--- Given exercise ---
Restate each of the lines below word for word and drop every picture.
[start Given records]
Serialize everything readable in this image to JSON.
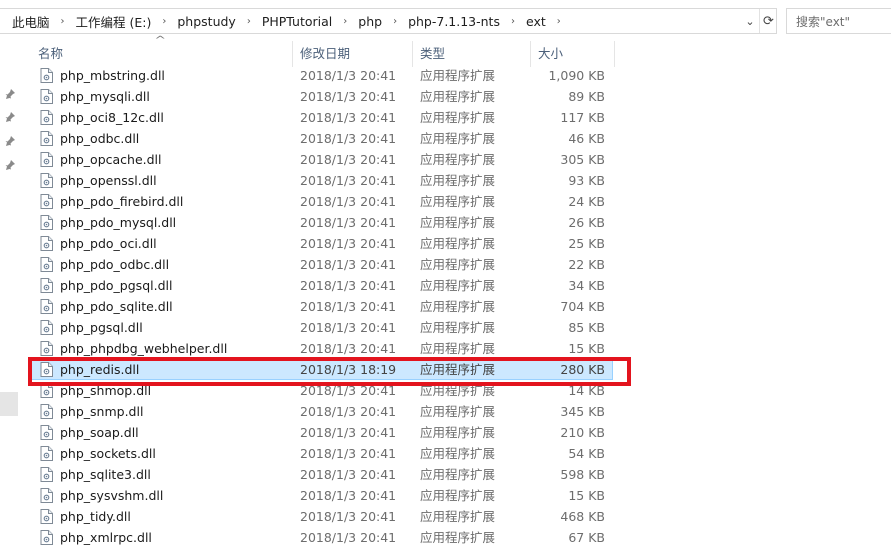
{
  "address": {
    "crumbs": [
      "此电脑",
      "工作编程 (E:)",
      "phpstudy",
      "PHPTutorial",
      "php",
      "php-7.1.13-nts",
      "ext"
    ]
  },
  "search": {
    "placeholder": "搜索\"ext\""
  },
  "columns": {
    "name": "名称",
    "date": "修改日期",
    "type": "类型",
    "size": "大小"
  },
  "files": [
    {
      "name": "php_mbstring.dll",
      "date": "2018/1/3 20:41",
      "type": "应用程序扩展",
      "size": "1,090 KB"
    },
    {
      "name": "php_mysqli.dll",
      "date": "2018/1/3 20:41",
      "type": "应用程序扩展",
      "size": "89 KB"
    },
    {
      "name": "php_oci8_12c.dll",
      "date": "2018/1/3 20:41",
      "type": "应用程序扩展",
      "size": "117 KB"
    },
    {
      "name": "php_odbc.dll",
      "date": "2018/1/3 20:41",
      "type": "应用程序扩展",
      "size": "46 KB"
    },
    {
      "name": "php_opcache.dll",
      "date": "2018/1/3 20:41",
      "type": "应用程序扩展",
      "size": "305 KB"
    },
    {
      "name": "php_openssl.dll",
      "date": "2018/1/3 20:41",
      "type": "应用程序扩展",
      "size": "93 KB"
    },
    {
      "name": "php_pdo_firebird.dll",
      "date": "2018/1/3 20:41",
      "type": "应用程序扩展",
      "size": "24 KB"
    },
    {
      "name": "php_pdo_mysql.dll",
      "date": "2018/1/3 20:41",
      "type": "应用程序扩展",
      "size": "26 KB"
    },
    {
      "name": "php_pdo_oci.dll",
      "date": "2018/1/3 20:41",
      "type": "应用程序扩展",
      "size": "25 KB"
    },
    {
      "name": "php_pdo_odbc.dll",
      "date": "2018/1/3 20:41",
      "type": "应用程序扩展",
      "size": "22 KB"
    },
    {
      "name": "php_pdo_pgsql.dll",
      "date": "2018/1/3 20:41",
      "type": "应用程序扩展",
      "size": "34 KB"
    },
    {
      "name": "php_pdo_sqlite.dll",
      "date": "2018/1/3 20:41",
      "type": "应用程序扩展",
      "size": "704 KB"
    },
    {
      "name": "php_pgsql.dll",
      "date": "2018/1/3 20:41",
      "type": "应用程序扩展",
      "size": "85 KB"
    },
    {
      "name": "php_phpdbg_webhelper.dll",
      "date": "2018/1/3 20:41",
      "type": "应用程序扩展",
      "size": "15 KB"
    },
    {
      "name": "php_redis.dll",
      "date": "2018/1/3 18:19",
      "type": "应用程序扩展",
      "size": "280 KB",
      "selected": true
    },
    {
      "name": "php_shmop.dll",
      "date": "2018/1/3 20:41",
      "type": "应用程序扩展",
      "size": "14 KB"
    },
    {
      "name": "php_snmp.dll",
      "date": "2018/1/3 20:41",
      "type": "应用程序扩展",
      "size": "345 KB"
    },
    {
      "name": "php_soap.dll",
      "date": "2018/1/3 20:41",
      "type": "应用程序扩展",
      "size": "210 KB"
    },
    {
      "name": "php_sockets.dll",
      "date": "2018/1/3 20:41",
      "type": "应用程序扩展",
      "size": "54 KB"
    },
    {
      "name": "php_sqlite3.dll",
      "date": "2018/1/3 20:41",
      "type": "应用程序扩展",
      "size": "598 KB"
    },
    {
      "name": "php_sysvshm.dll",
      "date": "2018/1/3 20:41",
      "type": "应用程序扩展",
      "size": "15 KB"
    },
    {
      "name": "php_tidy.dll",
      "date": "2018/1/3 20:41",
      "type": "应用程序扩展",
      "size": "468 KB"
    },
    {
      "name": "php_xmlrpc.dll",
      "date": "2018/1/3 20:41",
      "type": "应用程序扩展",
      "size": "67 KB"
    }
  ],
  "colors": {
    "selection": "#cce8ff",
    "selection_border": "#99d1ff",
    "annotation": "#e3141e",
    "header_text": "#4c607a"
  },
  "icons": {
    "file": "dll-file-icon",
    "pin": "pin-icon",
    "refresh": "refresh-icon",
    "dropdown": "chevron-down-icon"
  }
}
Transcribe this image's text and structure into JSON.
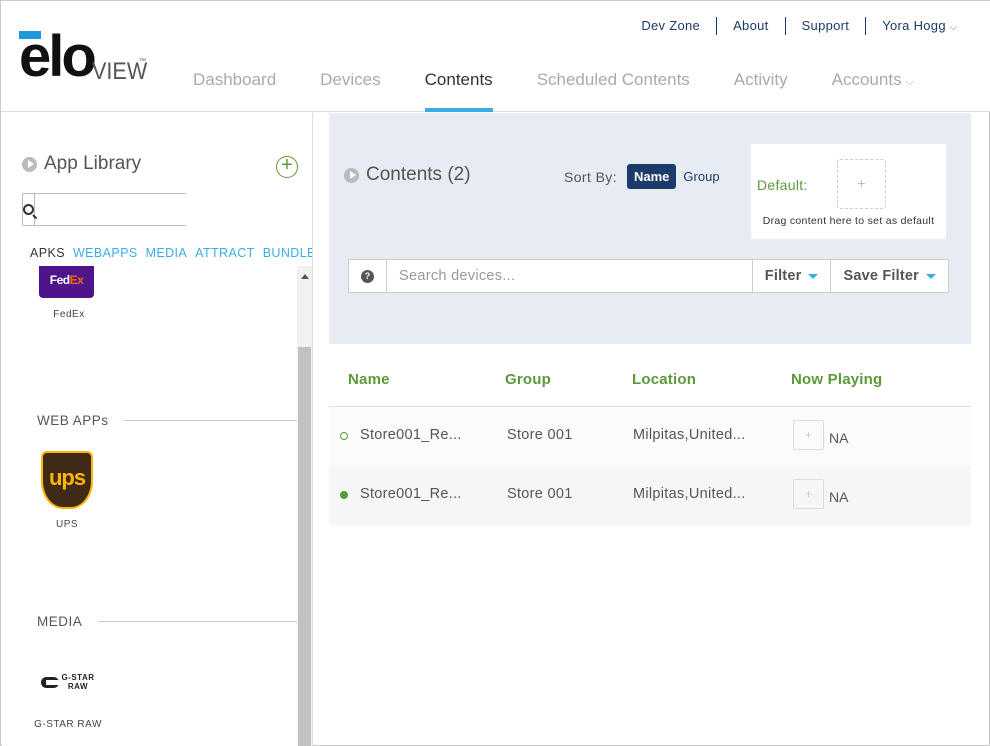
{
  "brand": {
    "logo_text": "elo",
    "logo_sub": "VIEW",
    "accent": "#3aaee4",
    "green": "#5b9a3a",
    "navy": "#1d3b6a"
  },
  "topnav": {
    "dev_zone": "Dev Zone",
    "about": "About",
    "support": "Support",
    "user": "Yora Hogg"
  },
  "mainnav": {
    "tabs": [
      "Dashboard",
      "Devices",
      "Contents",
      "Scheduled Contents",
      "Activity",
      "Accounts"
    ],
    "active": "Contents"
  },
  "sidebar": {
    "title": "App Library",
    "search_placeholder": "",
    "tabs": [
      "APKS",
      "WEBAPPS",
      "MEDIA",
      "ATTRACT",
      "BUNDLE"
    ],
    "active_tab": "APKS",
    "apks": [
      {
        "name": "FedEx"
      }
    ],
    "webapps_heading": "WEB APPs",
    "webapps": [
      {
        "name": "UPS"
      }
    ],
    "media_heading": "MEDIA",
    "media": [
      {
        "name": "G-STAR RAW"
      }
    ]
  },
  "contents": {
    "title": "Contents (2)",
    "sort_label": "Sort By:",
    "sort_options": [
      "Name",
      "Group"
    ],
    "sort_active": "Name",
    "default_label": "Default:",
    "default_hint": "Drag content here to set as default",
    "search_placeholder": "Search devices...",
    "filter_label": "Filter",
    "save_filter_label": "Save Filter"
  },
  "table": {
    "headers": [
      "Name",
      "Group",
      "Location",
      "Now Playing"
    ],
    "rows": [
      {
        "status": "offline",
        "name": "Store001_Re...",
        "group": "Store 001",
        "location": "Milpitas,United...",
        "now_playing": "NA"
      },
      {
        "status": "online",
        "name": "Store001_Re...",
        "group": "Store 001",
        "location": "Milpitas,United...",
        "now_playing": "NA"
      }
    ]
  }
}
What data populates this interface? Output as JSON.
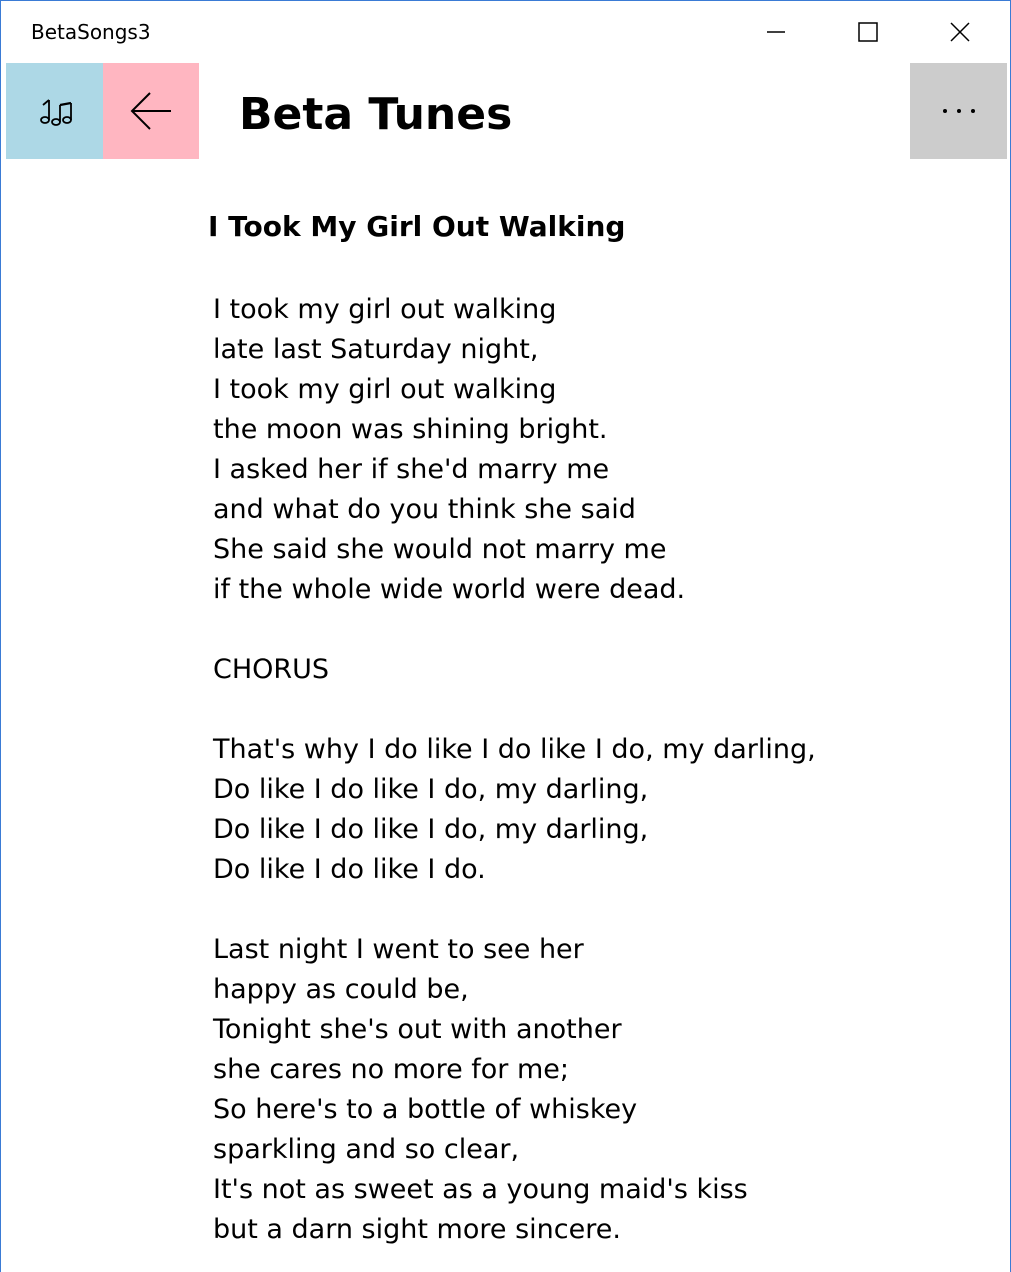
{
  "window": {
    "app_title": "BetaSongs3"
  },
  "header": {
    "title": "Beta Tunes"
  },
  "song": {
    "title": "I Took My Girl Out Walking",
    "lines": [
      "I took my girl out walking",
      "late last Saturday night,",
      "I took my girl out walking",
      "the moon was shining bright.",
      "I asked her if she'd marry me",
      "and what do you think she said",
      "She said she would not marry me",
      "if the whole wide world were dead.",
      "",
      "CHORUS",
      "",
      "That's why I do like I do like I do, my darling,",
      "Do like I do like I do, my darling,",
      "Do like I do like I do, my darling,",
      "Do like I do like I do.",
      "",
      "Last night I went to see her",
      "happy as could be,",
      "Tonight she's out with another",
      "she cares no more for me;",
      "So here's to a bottle of whiskey",
      "sparkling and so clear,",
      "It's not as sweet as a young maid's kiss",
      "but a darn sight more sincere."
    ]
  },
  "colors": {
    "music_button": "#add8e6",
    "back_button": "#ffb6c1",
    "more_button": "#cccccc",
    "window_border": "#3a7bd5"
  },
  "icons": {
    "music": "music-notes-icon",
    "back": "arrow-left-icon",
    "more": "more-dots-icon",
    "minimize": "minimize-icon",
    "maximize": "maximize-icon",
    "close": "close-icon"
  }
}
[end Given records]
--- Worked answer ---
Serialize everything readable in this image to JSON.
{
  "address": {
    "crumbs": [
      "此电脑",
      "工作编程 (E:)",
      "phpstudy",
      "PHPTutorial",
      "php",
      "php-7.1.13-nts",
      "ext"
    ]
  },
  "search": {
    "placeholder": "搜索\"ext\""
  },
  "columns": {
    "name": "名称",
    "date": "修改日期",
    "type": "类型",
    "size": "大小"
  },
  "files": [
    {
      "name": "php_mbstring.dll",
      "date": "2018/1/3 20:41",
      "type": "应用程序扩展",
      "size": "1,090 KB"
    },
    {
      "name": "php_mysqli.dll",
      "date": "2018/1/3 20:41",
      "type": "应用程序扩展",
      "size": "89 KB"
    },
    {
      "name": "php_oci8_12c.dll",
      "date": "2018/1/3 20:41",
      "type": "应用程序扩展",
      "size": "117 KB"
    },
    {
      "name": "php_odbc.dll",
      "date": "2018/1/3 20:41",
      "type": "应用程序扩展",
      "size": "46 KB"
    },
    {
      "name": "php_opcache.dll",
      "date": "2018/1/3 20:41",
      "type": "应用程序扩展",
      "size": "305 KB"
    },
    {
      "name": "php_openssl.dll",
      "date": "2018/1/3 20:41",
      "type": "应用程序扩展",
      "size": "93 KB"
    },
    {
      "name": "php_pdo_firebird.dll",
      "date": "2018/1/3 20:41",
      "type": "应用程序扩展",
      "size": "24 KB"
    },
    {
      "name": "php_pdo_mysql.dll",
      "date": "2018/1/3 20:41",
      "type": "应用程序扩展",
      "size": "26 KB"
    },
    {
      "name": "php_pdo_oci.dll",
      "date": "2018/1/3 20:41",
      "type": "应用程序扩展",
      "size": "25 KB"
    },
    {
      "name": "php_pdo_odbc.dll",
      "date": "2018/1/3 20:41",
      "type": "应用程序扩展",
      "size": "22 KB"
    },
    {
      "name": "php_pdo_pgsql.dll",
      "date": "2018/1/3 20:41",
      "type": "应用程序扩展",
      "size": "34 KB"
    },
    {
      "name": "php_pdo_sqlite.dll",
      "date": "2018/1/3 20:41",
      "type": "应用程序扩展",
      "size": "704 KB"
    },
    {
      "name": "php_pgsql.dll",
      "date": "2018/1/3 20:41",
      "type": "应用程序扩展",
      "size": "85 KB"
    },
    {
      "name": "php_phpdbg_webhelper.dll",
      "date": "2018/1/3 20:41",
      "type": "应用程序扩展",
      "size": "15 KB"
    },
    {
      "name": "php_redis.dll",
      "date": "2018/1/3 18:19",
      "type": "应用程序扩展",
      "size": "280 KB",
      "selected": true
    },
    {
      "name": "php_shmop.dll",
      "date": "2018/1/3 20:41",
      "type": "应用程序扩展",
      "size": "14 KB"
    },
    {
      "name": "php_snmp.dll",
      "date": "2018/1/3 20:41",
      "type": "应用程序扩展",
      "size": "345 KB"
    },
    {
      "name": "php_soap.dll",
      "date": "2018/1/3 20:41",
      "type": "应用程序扩展",
      "size": "210 KB"
    },
    {
      "name": "php_sockets.dll",
      "date": "2018/1/3 20:41",
      "type": "应用程序扩展",
      "size": "54 KB"
    },
    {
      "name": "php_sqlite3.dll",
      "date": "2018/1/3 20:41",
      "type": "应用程序扩展",
      "size": "598 KB"
    },
    {
      "name": "php_sysvshm.dll",
      "date": "2018/1/3 20:41",
      "type": "应用程序扩展",
      "size": "15 KB"
    },
    {
      "name": "php_tidy.dll",
      "date": "2018/1/3 20:41",
      "type": "应用程序扩展",
      "size": "468 KB"
    },
    {
      "name": "php_xmlrpc.dll",
      "date": "2018/1/3 20:41",
      "type": "应用程序扩展",
      "size": "67 KB"
    }
  ],
  "colors": {
    "selection": "#cce8ff",
    "selection_border": "#99d1ff",
    "annotation": "#e3141e",
    "header_text": "#4c607a"
  },
  "icons": {
    "file": "dll-file-icon",
    "pin": "pin-icon",
    "refresh": "refresh-icon",
    "dropdown": "chevron-down-icon"
  }
}
Transcribe this image's text and structure into JSON.
{
  "brand": {
    "logo_text": "elo",
    "logo_sub": "VIEW",
    "accent": "#3aaee4",
    "green": "#5b9a3a",
    "navy": "#1d3b6a"
  },
  "topnav": {
    "dev_zone": "Dev Zone",
    "about": "About",
    "support": "Support",
    "user": "Yora Hogg"
  },
  "mainnav": {
    "tabs": [
      "Dashboard",
      "Devices",
      "Contents",
      "Scheduled Contents",
      "Activity",
      "Accounts"
    ],
    "active": "Contents"
  },
  "sidebar": {
    "title": "App Library",
    "search_placeholder": "",
    "tabs": [
      "APKS",
      "WEBAPPS",
      "MEDIA",
      "ATTRACT",
      "BUNDLE"
    ],
    "active_tab": "APKS",
    "apks": [
      {
        "name": "FedEx"
      }
    ],
    "webapps_heading": "WEB APPs",
    "webapps": [
      {
        "name": "UPS"
      }
    ],
    "media_heading": "MEDIA",
    "media": [
      {
        "name": "G-STAR RAW"
      }
    ]
  },
  "contents": {
    "title": "Contents (2)",
    "sort_label": "Sort By:",
    "sort_options": [
      "Name",
      "Group"
    ],
    "sort_active": "Name",
    "default_label": "Default:",
    "default_hint": "Drag content here to set as default",
    "search_placeholder": "Search devices...",
    "filter_label": "Filter",
    "save_filter_label": "Save Filter"
  },
  "table": {
    "headers": [
      "Name",
      "Group",
      "Location",
      "Now Playing"
    ],
    "rows": [
      {
        "status": "offline",
        "name": "Store001_Re...",
        "group": "Store 001",
        "location": "Milpitas,United...",
        "now_playing": "NA"
      },
      {
        "status": "online",
        "name": "Store001_Re...",
        "group": "Store 001",
        "location": "Milpitas,United...",
        "now_playing": "NA"
      }
    ]
  }
}
What data populates this interface? Output as JSON.
{
  "window": {
    "app_title": "BetaSongs3"
  },
  "header": {
    "title": "Beta Tunes"
  },
  "song": {
    "title": "I Took My Girl Out Walking",
    "lines": [
      "I took my girl out walking",
      "late last Saturday night,",
      "I took my girl out walking",
      "the moon was shining bright.",
      "I asked her if she'd marry me",
      "and what do you think she said",
      "She said she would not marry me",
      "if the whole wide world were dead.",
      "",
      "CHORUS",
      "",
      "That's why I do like I do like I do, my darling,",
      "Do like I do like I do, my darling,",
      "Do like I do like I do, my darling,",
      "Do like I do like I do.",
      "",
      "Last night I went to see her",
      "happy as could be,",
      "Tonight she's out with another",
      "she cares no more for me;",
      "So here's to a bottle of whiskey",
      "sparkling and so clear,",
      "It's not as sweet as a young maid's kiss",
      "but a darn sight more sincere."
    ]
  },
  "colors": {
    "music_button": "#add8e6",
    "back_button": "#ffb6c1",
    "more_button": "#cccccc",
    "window_border": "#3a7bd5"
  },
  "icons": {
    "music": "music-notes-icon",
    "back": "arrow-left-icon",
    "more": "more-dots-icon",
    "minimize": "minimize-icon",
    "maximize": "maximize-icon",
    "close": "close-icon"
  }
}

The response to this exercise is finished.